Saved data entries:
****************

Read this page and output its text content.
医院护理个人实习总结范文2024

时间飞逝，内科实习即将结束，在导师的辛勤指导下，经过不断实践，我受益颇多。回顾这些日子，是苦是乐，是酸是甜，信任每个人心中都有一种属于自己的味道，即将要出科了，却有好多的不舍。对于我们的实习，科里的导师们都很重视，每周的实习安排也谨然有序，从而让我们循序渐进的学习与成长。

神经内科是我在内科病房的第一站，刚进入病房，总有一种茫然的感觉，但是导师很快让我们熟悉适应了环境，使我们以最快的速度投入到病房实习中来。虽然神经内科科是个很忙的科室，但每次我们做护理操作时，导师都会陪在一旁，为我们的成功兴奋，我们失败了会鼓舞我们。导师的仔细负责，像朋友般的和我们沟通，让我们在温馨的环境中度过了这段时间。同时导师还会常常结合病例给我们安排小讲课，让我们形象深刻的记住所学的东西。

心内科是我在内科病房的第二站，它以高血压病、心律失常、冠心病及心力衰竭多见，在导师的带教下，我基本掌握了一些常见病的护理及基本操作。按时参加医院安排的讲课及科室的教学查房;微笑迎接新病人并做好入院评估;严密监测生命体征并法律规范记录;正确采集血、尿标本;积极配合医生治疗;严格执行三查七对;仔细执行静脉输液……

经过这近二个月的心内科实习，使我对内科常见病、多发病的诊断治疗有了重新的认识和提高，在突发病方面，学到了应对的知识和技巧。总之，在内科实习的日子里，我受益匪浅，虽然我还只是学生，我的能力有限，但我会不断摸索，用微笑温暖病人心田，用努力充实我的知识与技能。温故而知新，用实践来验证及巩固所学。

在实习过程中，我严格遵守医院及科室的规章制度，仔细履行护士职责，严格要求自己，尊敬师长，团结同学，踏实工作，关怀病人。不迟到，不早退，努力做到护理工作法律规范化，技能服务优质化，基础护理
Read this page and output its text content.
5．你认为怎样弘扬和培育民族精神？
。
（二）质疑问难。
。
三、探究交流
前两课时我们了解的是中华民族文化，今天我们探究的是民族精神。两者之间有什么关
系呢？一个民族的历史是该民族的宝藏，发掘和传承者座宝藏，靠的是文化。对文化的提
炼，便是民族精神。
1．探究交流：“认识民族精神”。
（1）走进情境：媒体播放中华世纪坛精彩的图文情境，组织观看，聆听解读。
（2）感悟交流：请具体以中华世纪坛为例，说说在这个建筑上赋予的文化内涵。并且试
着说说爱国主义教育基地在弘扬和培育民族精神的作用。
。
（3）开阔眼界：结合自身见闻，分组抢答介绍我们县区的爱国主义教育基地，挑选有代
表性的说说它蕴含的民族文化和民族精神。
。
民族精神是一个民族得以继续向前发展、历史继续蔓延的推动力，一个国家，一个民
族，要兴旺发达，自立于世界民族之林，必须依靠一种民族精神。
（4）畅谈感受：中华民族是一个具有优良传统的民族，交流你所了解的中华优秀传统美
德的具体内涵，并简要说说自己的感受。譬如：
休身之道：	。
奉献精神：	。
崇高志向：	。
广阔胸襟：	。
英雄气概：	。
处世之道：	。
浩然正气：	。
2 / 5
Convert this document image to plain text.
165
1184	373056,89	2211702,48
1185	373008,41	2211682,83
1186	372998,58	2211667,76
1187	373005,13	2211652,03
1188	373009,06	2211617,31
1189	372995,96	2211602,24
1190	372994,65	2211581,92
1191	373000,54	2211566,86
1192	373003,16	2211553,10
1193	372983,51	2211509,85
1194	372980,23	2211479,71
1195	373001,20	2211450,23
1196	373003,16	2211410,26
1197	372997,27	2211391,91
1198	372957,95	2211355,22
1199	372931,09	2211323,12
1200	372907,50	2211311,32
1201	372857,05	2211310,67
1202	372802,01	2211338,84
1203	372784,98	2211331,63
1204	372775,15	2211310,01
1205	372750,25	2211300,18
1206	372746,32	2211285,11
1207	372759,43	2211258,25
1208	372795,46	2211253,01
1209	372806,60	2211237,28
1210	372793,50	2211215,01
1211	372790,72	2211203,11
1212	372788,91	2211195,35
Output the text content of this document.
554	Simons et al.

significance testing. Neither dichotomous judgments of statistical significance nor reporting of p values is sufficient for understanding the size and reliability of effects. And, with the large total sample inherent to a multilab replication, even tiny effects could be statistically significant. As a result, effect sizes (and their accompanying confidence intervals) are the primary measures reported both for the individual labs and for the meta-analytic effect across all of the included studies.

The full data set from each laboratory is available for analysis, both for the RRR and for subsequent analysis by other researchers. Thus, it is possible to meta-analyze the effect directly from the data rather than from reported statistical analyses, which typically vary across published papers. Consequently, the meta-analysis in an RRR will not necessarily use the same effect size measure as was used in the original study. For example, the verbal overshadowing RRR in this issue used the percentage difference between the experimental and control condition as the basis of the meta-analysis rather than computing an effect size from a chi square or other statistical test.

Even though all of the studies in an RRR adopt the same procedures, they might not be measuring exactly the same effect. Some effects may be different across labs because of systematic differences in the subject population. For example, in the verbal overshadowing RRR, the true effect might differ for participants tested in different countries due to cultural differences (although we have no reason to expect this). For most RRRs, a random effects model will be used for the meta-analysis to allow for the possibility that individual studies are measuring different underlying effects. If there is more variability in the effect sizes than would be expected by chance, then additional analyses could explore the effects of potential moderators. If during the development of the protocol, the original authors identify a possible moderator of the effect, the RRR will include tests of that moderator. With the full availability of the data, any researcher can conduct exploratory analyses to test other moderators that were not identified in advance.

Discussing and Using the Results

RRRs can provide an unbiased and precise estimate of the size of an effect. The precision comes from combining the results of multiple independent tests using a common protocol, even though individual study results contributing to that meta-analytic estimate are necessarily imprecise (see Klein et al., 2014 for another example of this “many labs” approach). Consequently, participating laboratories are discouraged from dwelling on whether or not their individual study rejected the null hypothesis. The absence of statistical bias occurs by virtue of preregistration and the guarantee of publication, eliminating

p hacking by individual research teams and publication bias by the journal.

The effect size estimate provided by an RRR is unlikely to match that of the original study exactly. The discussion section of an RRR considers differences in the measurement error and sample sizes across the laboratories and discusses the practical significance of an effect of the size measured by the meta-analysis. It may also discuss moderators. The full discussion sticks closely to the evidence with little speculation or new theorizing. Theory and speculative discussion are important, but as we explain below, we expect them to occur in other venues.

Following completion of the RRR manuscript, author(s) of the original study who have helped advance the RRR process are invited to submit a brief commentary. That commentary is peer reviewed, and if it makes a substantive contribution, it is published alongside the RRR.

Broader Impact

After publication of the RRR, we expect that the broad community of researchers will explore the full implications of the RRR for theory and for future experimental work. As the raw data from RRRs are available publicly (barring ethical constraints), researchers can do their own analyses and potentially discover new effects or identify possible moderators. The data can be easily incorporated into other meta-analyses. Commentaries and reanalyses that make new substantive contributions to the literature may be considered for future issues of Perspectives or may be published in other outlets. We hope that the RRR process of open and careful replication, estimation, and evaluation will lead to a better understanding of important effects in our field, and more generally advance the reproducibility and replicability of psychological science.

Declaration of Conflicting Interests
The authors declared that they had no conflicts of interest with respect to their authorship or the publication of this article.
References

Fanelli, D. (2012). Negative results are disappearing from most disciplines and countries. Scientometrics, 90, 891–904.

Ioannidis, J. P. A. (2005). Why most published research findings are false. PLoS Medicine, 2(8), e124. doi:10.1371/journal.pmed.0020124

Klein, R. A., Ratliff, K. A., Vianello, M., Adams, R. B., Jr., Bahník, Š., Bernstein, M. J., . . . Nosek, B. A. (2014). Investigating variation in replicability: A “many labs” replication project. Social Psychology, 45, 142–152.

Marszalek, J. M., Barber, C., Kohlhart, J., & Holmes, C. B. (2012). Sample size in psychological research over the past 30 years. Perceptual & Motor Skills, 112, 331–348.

****************

Set down all of the entries exactly, please.

| TASK SOLUTION |
Read this page and output its text content.
医院护理个人实习总结范文2024

时间飞逝，内科实习即将结束，在导师的辛勤指导下，经过不断实践，我受益颇多。回顾这些日子，是苦是乐，是酸是甜，信任每个人心中都有一种属于自己的味道，即将要出科了，却有好多的不舍。对于我们的实习，科里的导师们都很重视，每周的实习安排也谨然有序，从而让我们循序渐进的学习与成长。

神经内科是我在内科病房的第一站，刚进入病房，总有一种茫然的感觉，但是导师很快让我们熟悉适应了环境，使我们以最快的速度投入到病房实习中来。虽然神经内科科是个很忙的科室，但每次我们做护理操作时，导师都会陪在一旁，为我们的成功兴奋，我们失败了会鼓舞我们。导师的仔细负责，像朋友般的和我们沟通，让我们在温馨的环境中度过了这段时间。同时导师还会常常结合病例给我们安排小讲课，让我们形象深刻的记住所学的东西。

心内科是我在内科病房的第二站，它以高血压病、心律失常、冠心病及心力衰竭多见，在导师的带教下，我基本掌握了一些常见病的护理及基本操作。按时参加医院安排的讲课及科室的教学查房;微笑迎接新病人并做好入院评估;严密监测生命体征并法律规范记录;正确采集血、尿标本;积极配合医生治疗;严格执行三查七对;仔细执行静脉输液……

经过这近二个月的心内科实习，使我对内科常见病、多发病的诊断治疗有了重新的认识和提高，在突发病方面，学到了应对的知识和技巧。总之，在内科实习的日子里，我受益匪浅，虽然我还只是学生，我的能力有限，但我会不断摸索，用微笑温暖病人心田，用努力充实我的知识与技能。温故而知新，用实践来验证及巩固所学。

在实习过程中，我严格遵守医院及科室的规章制度，仔细履行护士职责，严格要求自己，尊敬师长，团结同学，踏实工作，关怀病人。不迟到，不早退，努力做到护理工作法律规范化，技能服务优质化，基础护理
Read this page and output its text content.
5．你认为怎样弘扬和培育民族精神？
。
（二）质疑问难。
。
三、探究交流
前两课时我们了解的是中华民族文化，今天我们探究的是民族精神。两者之间有什么关
系呢？一个民族的历史是该民族的宝藏，发掘和传承者座宝藏，靠的是文化。对文化的提
炼，便是民族精神。
1．探究交流：“认识民族精神”。
（1）走进情境：媒体播放中华世纪坛精彩的图文情境，组织观看，聆听解读。
（2）感悟交流：请具体以中华世纪坛为例，说说在这个建筑上赋予的文化内涵。并且试
着说说爱国主义教育基地在弘扬和培育民族精神的作用。
。
（3）开阔眼界：结合自身见闻，分组抢答介绍我们县区的爱国主义教育基地，挑选有代
表性的说说它蕴含的民族文化和民族精神。
。
民族精神是一个民族得以继续向前发展、历史继续蔓延的推动力，一个国家，一个民
族，要兴旺发达，自立于世界民族之林，必须依靠一种民族精神。
（4）畅谈感受：中华民族是一个具有优良传统的民族，交流你所了解的中华优秀传统美
德的具体内涵，并简要说说自己的感受。譬如：
休身之道：	。
奉献精神：	。
崇高志向：	。
广阔胸襟：	。
英雄气概：	。
处世之道：	。
浩然正气：	。
2 / 5
Convert this document image to plain text.
165
1184	373056,89	2211702,48
1185	373008,41	2211682,83
1186	372998,58	2211667,76
1187	373005,13	2211652,03
1188	373009,06	2211617,31
1189	372995,96	2211602,24
1190	372994,65	2211581,92
1191	373000,54	2211566,86
1192	373003,16	2211553,10
1193	372983,51	2211509,85
1194	372980,23	2211479,71
1195	373001,20	2211450,23
1196	373003,16	2211410,26
1197	372997,27	2211391,91
1198	372957,95	2211355,22
1199	372931,09	2211323,12
1200	372907,50	2211311,32
1201	372857,05	2211310,67
1202	372802,01	2211338,84
1203	372784,98	2211331,63
1204	372775,15	2211310,01
1205	372750,25	2211300,18
1206	372746,32	2211285,11
1207	372759,43	2211258,25
1208	372795,46	2211253,01
1209	372806,60	2211237,28
1210	372793,50	2211215,01
1211	372790,72	2211203,11
1212	372788,91	2211195,35
Output the text content of this document.
554	Simons et al.

significance testing. Neither dichotomous judgments of statistical significance nor reporting of p values is sufficient for understanding the size and reliability of effects. And, with the large total sample inherent to a multilab replication, even tiny effects could be statistically significant. As a result, effect sizes (and their accompanying confidence intervals) are the primary measures reported both for the individual labs and for the meta-analytic effect across all of the included studies.

The full data set from each laboratory is available for analysis, both for the RRR and for subsequent analysis by other researchers. Thus, it is possible to meta-analyze the effect directly from the data rather than from reported statistical analyses, which typically vary across published papers. Consequently, the meta-analysis in an RRR will not necessarily use the same effect size measure as was used in the original study. For example, the verbal overshadowing RRR in this issue used the percentage difference between the experimental and control condition as the basis of the meta-analysis rather than computing an effect size from a chi square or other statistical test.

Even though all of the studies in an RRR adopt the same procedures, they might not be measuring exactly the same effect. Some effects may be different across labs because of systematic differences in the subject population. For example, in the verbal overshadowing RRR, the true effect might differ for participants tested in different countries due to cultural differences (although we have no reason to expect this). For most RRRs, a random effects model will be used for the meta-analysis to allow for the possibility that individual studies are measuring different underlying effects. If there is more variability in the effect sizes than would be expected by chance, then additional analyses could explore the effects of potential moderators. If during the development of the protocol, the original authors identify a possible moderator of the effect, the RRR will include tests of that moderator. With the full availability of the data, any researcher can conduct exploratory analyses to test other moderators that were not identified in advance.

Discussing and Using the Results

RRRs can provide an unbiased and precise estimate of the size of an effect. The precision comes from combining the results of multiple independent tests using a common protocol, even though individual study results contributing to that meta-analytic estimate are necessarily imprecise (see Klein et al., 2014 for another example of this “many labs” approach). Consequently, participating laboratories are discouraged from dwelling on whether or not their individual study rejected the null hypothesis. The absence of statistical bias occurs by virtue of preregistration and the guarantee of publication, eliminating

p hacking by individual research teams and publication bias by the journal.

The effect size estimate provided by an RRR is unlikely to match that of the original study exactly. The discussion section of an RRR considers differences in the measurement error and sample sizes across the laboratories and discusses the practical significance of an effect of the size measured by the meta-analysis. It may also discuss moderators. The full discussion sticks closely to the evidence with little speculation or new theorizing. Theory and speculative discussion are important, but as we explain below, we expect them to occur in other venues.

Following completion of the RRR manuscript, author(s) of the original study who have helped advance the RRR process are invited to submit a brief commentary. That commentary is peer reviewed, and if it makes a substantive contribution, it is published alongside the RRR.

Broader Impact

After publication of the RRR, we expect that the broad community of researchers will explore the full implications of the RRR for theory and for future experimental work. As the raw data from RRRs are available publicly (barring ethical constraints), researchers can do their own analyses and potentially discover new effects or identify possible moderators. The data can be easily incorporated into other meta-analyses. Commentaries and reanalyses that make new substantive contributions to the literature may be considered for future issues of Perspectives or may be published in other outlets. We hope that the RRR process of open and careful replication, estimation, and evaluation will lead to a better understanding of important effects in our field, and more generally advance the reproducibility and replicability of psychological science.

Declaration of Conflicting Interests
The authors declared that they had no conflicts of interest with respect to their authorship or the publication of this article.
References

Fanelli, D. (2012). Negative results are disappearing from most disciplines and countries. Scientometrics, 90, 891–904.

Ioannidis, J. P. A. (2005). Why most published research findings are false. PLoS Medicine, 2(8), e124. doi:10.1371/journal.pmed.0020124

Klein, R. A., Ratliff, K. A., Vianello, M., Adams, R. B., Jr., Bahník, Š., Bernstein, M. J., . . . Nosek, B. A. (2014). Investigating variation in replicability: A “many labs” replication project. Social Psychology, 45, 142–152.

Marszalek, J. M., Barber, C., Kohlhart, J., & Holmes, C. B. (2012). Sample size in psychological research over the past 30 years. Perceptual & Motor Skills, 112, 331–348.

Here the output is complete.